_What you are asked to do_
Count, in the entries below, the lines in which "денежных" occurs. Give the number, nothing more.

_Dataset extract_
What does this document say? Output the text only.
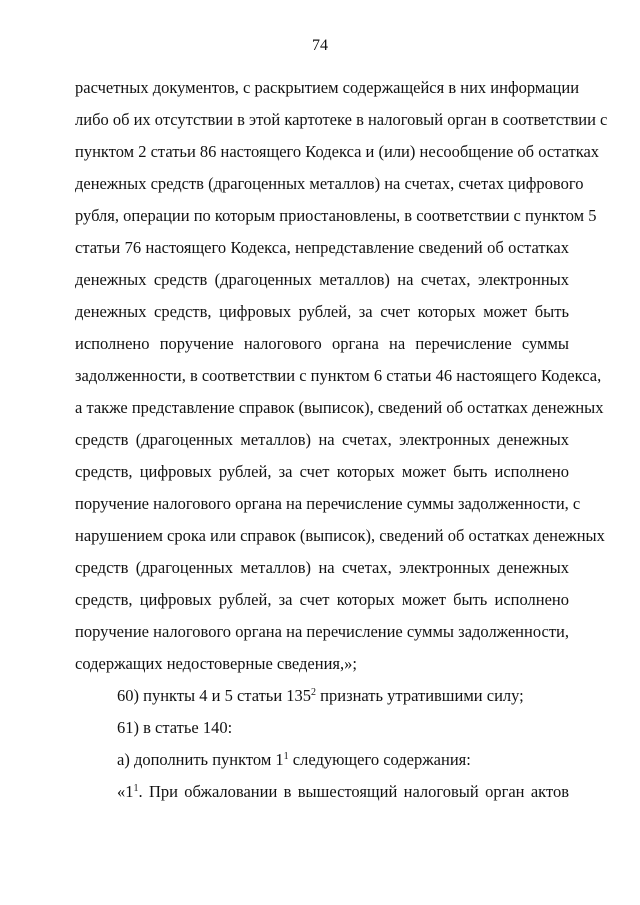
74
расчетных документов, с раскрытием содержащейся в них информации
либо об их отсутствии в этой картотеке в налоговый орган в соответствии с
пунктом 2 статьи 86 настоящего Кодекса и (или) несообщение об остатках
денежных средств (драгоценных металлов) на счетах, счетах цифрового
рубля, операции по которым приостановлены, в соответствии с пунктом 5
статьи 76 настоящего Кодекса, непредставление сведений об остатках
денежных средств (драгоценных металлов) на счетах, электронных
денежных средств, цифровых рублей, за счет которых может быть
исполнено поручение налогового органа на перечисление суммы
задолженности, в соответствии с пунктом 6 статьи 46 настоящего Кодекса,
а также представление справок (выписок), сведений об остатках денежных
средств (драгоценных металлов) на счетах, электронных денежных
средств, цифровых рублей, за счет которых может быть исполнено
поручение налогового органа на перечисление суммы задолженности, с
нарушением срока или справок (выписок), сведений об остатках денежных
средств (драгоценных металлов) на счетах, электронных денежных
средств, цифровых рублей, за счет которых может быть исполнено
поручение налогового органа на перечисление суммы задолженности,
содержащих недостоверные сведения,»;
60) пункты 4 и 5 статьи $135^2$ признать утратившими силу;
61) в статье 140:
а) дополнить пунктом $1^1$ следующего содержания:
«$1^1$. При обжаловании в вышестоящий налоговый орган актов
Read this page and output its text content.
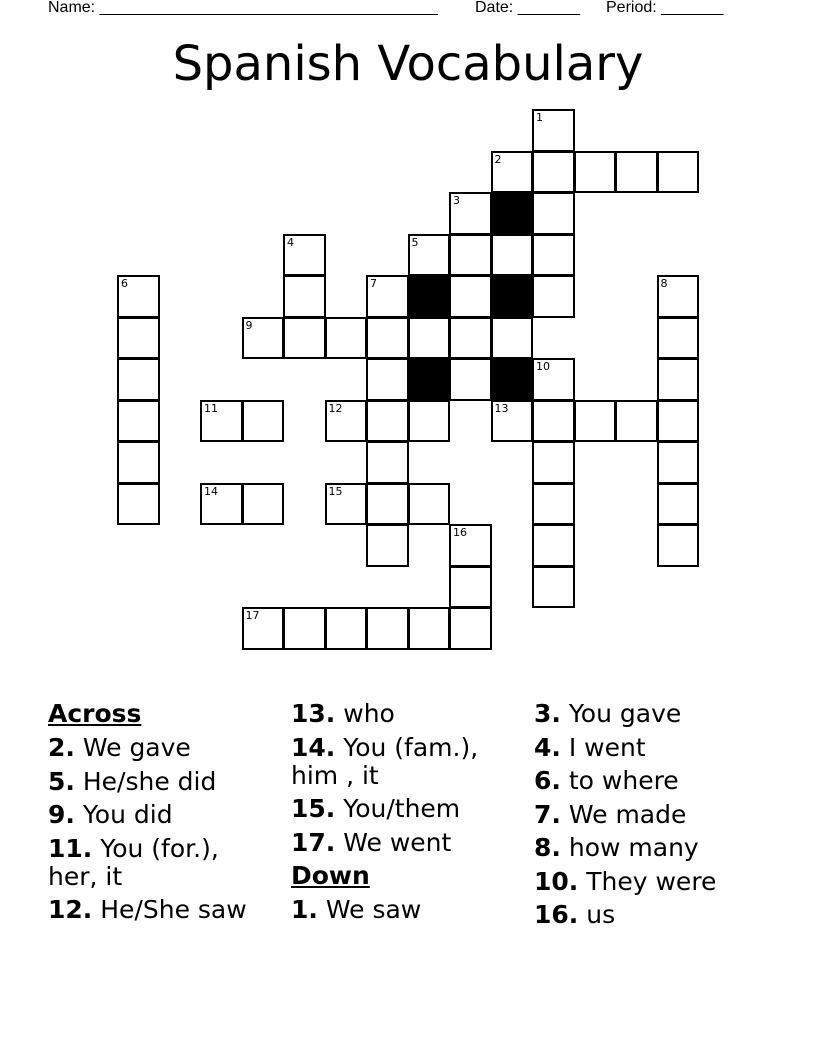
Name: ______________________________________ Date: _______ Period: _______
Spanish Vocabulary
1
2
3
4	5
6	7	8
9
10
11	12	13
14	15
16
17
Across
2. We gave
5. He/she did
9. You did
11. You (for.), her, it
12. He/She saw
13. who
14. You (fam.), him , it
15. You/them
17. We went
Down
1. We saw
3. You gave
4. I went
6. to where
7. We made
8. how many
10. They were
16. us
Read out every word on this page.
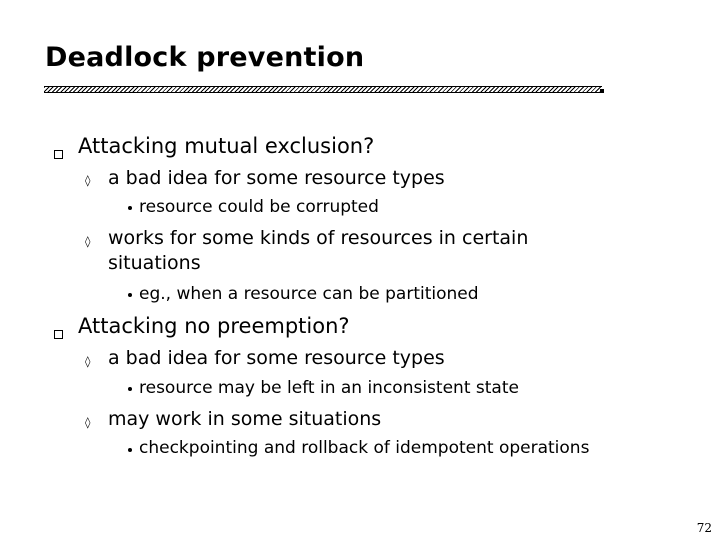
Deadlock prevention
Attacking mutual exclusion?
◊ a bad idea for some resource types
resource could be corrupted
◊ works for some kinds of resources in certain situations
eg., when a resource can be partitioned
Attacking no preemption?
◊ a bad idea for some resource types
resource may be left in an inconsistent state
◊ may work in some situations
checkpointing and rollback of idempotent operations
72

_Response for this exercise_
7